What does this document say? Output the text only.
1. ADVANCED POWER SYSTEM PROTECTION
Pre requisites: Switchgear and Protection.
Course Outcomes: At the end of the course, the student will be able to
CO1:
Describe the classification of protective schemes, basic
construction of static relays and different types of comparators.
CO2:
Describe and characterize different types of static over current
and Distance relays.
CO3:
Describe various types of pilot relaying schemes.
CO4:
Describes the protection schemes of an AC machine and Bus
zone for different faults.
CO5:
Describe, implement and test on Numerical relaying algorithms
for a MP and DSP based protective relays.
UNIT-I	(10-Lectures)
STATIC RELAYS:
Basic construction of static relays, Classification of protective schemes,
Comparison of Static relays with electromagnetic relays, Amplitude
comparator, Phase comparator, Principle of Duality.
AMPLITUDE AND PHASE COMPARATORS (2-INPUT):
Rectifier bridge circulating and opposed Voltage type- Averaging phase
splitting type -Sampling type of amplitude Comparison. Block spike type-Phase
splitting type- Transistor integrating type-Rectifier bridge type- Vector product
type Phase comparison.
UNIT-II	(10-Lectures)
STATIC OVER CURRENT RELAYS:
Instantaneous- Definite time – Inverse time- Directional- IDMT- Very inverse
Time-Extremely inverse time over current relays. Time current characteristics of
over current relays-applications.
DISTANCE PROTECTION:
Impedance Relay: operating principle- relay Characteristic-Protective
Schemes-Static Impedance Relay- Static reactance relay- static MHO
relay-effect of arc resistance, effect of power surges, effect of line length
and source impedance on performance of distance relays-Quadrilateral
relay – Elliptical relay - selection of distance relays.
○ ○ ○ ○ ○
All of the entries above must be quoted exactly.

What does this document say? Output the text only.
1. ADVANCED POWER SYSTEM PROTECTION
Pre requisites: Switchgear and Protection.
Course Outcomes: At the end of the course, the student will be able to
CO1:
Describe the classification of protective schemes, basic
construction of static relays and different types of comparators.
CO2:
Describe and characterize different types of static over current
and Distance relays.
CO3:
Describe various types of pilot relaying schemes.
CO4:
Describes the protection schemes of an AC machine and Bus
zone for different faults.
CO5:
Describe, implement and test on Numerical relaying algorithms
for a MP and DSP based protective relays.
UNIT-I	(10-Lectures)
STATIC RELAYS:
Basic construction of static relays, Classification of protective schemes,
Comparison of Static relays with electromagnetic relays, Amplitude
comparator, Phase comparator, Principle of Duality.
AMPLITUDE AND PHASE COMPARATORS (2-INPUT):
Rectifier bridge circulating and opposed Voltage type- Averaging phase
splitting type -Sampling type of amplitude Comparison. Block spike type-Phase
splitting type- Transistor integrating type-Rectifier bridge type- Vector product
type Phase comparison.
UNIT-II	(10-Lectures)
STATIC OVER CURRENT RELAYS:
Instantaneous- Definite time – Inverse time- Directional- IDMT- Very inverse
Time-Extremely inverse time over current relays. Time current characteristics of
over current relays-applications.
DISTANCE PROTECTION:
Impedance Relay: operating principle- relay Characteristic-Protective
Schemes-Static Impedance Relay- Static reactance relay- static MHO
relay-effect of arc resistance, effect of power surges, effect of line length
and source impedance on performance of distance relays-Quadrilateral
relay – Elliptical relay - selection of distance relays.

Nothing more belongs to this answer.